↓
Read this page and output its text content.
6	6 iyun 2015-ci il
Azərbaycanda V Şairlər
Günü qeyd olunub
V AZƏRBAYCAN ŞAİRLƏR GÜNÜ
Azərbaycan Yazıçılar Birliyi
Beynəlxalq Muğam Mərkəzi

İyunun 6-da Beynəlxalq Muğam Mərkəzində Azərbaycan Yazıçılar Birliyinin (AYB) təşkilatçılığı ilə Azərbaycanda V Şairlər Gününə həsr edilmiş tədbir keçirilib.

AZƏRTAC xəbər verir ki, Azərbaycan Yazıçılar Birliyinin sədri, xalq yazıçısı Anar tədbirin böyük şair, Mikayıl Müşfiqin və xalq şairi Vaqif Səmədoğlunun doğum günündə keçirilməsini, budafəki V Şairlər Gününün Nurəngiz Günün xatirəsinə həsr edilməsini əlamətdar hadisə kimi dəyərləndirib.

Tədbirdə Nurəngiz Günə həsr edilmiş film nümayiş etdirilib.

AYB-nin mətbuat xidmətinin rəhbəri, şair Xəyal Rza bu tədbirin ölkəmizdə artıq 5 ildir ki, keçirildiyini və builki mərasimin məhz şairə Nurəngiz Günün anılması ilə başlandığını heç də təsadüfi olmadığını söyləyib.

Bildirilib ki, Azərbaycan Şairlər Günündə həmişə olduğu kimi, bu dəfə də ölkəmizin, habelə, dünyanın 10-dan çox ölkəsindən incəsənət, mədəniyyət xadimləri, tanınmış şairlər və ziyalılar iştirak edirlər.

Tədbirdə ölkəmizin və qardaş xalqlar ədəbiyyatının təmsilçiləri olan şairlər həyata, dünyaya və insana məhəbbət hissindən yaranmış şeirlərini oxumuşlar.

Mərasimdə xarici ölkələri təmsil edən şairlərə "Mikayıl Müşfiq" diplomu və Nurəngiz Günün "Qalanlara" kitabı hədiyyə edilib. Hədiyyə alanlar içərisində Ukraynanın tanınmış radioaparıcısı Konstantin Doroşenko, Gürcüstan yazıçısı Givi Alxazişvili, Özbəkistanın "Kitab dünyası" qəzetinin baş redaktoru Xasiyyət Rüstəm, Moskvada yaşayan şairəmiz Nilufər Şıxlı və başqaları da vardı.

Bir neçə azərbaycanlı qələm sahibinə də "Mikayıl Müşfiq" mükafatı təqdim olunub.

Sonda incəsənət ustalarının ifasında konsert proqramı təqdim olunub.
↑
Written problem: Copy each record from above without leaving any out.

Solution for this exercise:
Read this page and output its text content.
6	6 iyun 2015-ci il
Azərbaycanda V Şairlər
Günü qeyd olunub
V AZƏRBAYCAN ŞAİRLƏR GÜNÜ
Azərbaycan Yazıçılar Birliyi
Beynəlxalq Muğam Mərkəzi

İyunun 6-da Beynəlxalq Muğam Mərkəzində Azərbaycan Yazıçılar Birliyinin (AYB) təşkilatçılığı ilə Azərbaycanda V Şairlər Gününə həsr edilmiş tədbir keçirilib.

AZƏRTAC xəbər verir ki, Azərbaycan Yazıçılar Birliyinin sədri, xalq yazıçısı Anar tədbirin böyük şair, Mikayıl Müşfiqin və xalq şairi Vaqif Səmədoğlunun doğum günündə keçirilməsini, budafəki V Şairlər Gününün Nurəngiz Günün xatirəsinə həsr edilməsini əlamətdar hadisə kimi dəyərləndirib.

Tədbirdə Nurəngiz Günə həsr edilmiş film nümayiş etdirilib.

AYB-nin mətbuat xidmətinin rəhbəri, şair Xəyal Rza bu tədbirin ölkəmizdə artıq 5 ildir ki, keçirildiyini və builki mərasimin məhz şairə Nurəngiz Günün anılması ilə başlandığını heç də təsadüfi olmadığını söyləyib.

Bildirilib ki, Azərbaycan Şairlər Günündə həmişə olduğu kimi, bu dəfə də ölkəmizin, habelə, dünyanın 10-dan çox ölkəsindən incəsənət, mədəniyyət xadimləri, tanınmış şairlər və ziyalılar iştirak edirlər.

Tədbirdə ölkəmizin və qardaş xalqlar ədəbiyyatının təmsilçiləri olan şairlər həyata, dünyaya və insana məhəbbət hissindən yaranmış şeirlərini oxumuşlar.

Mərasimdə xarici ölkələri təmsil edən şairlərə "Mikayıl Müşfiq" diplomu və Nurəngiz Günün "Qalanlara" kitabı hədiyyə edilib. Hədiyyə alanlar içərisində Ukraynanın tanınmış radioaparıcısı Konstantin Doroşenko, Gürcüstan yazıçısı Givi Alxazişvili, Özbəkistanın "Kitab dünyası" qəzetinin baş redaktoru Xasiyyət Rüstəm, Moskvada yaşayan şairəmiz Nilufər Şıxlı və başqaları da vardı.

Bir neçə azərbaycanlı qələm sahibinə də "Mikayıl Müşfiq" mükafatı təqdim olunub.

Sonda incəsənət ustalarının ifasında konsert proqramı təqdim olunub.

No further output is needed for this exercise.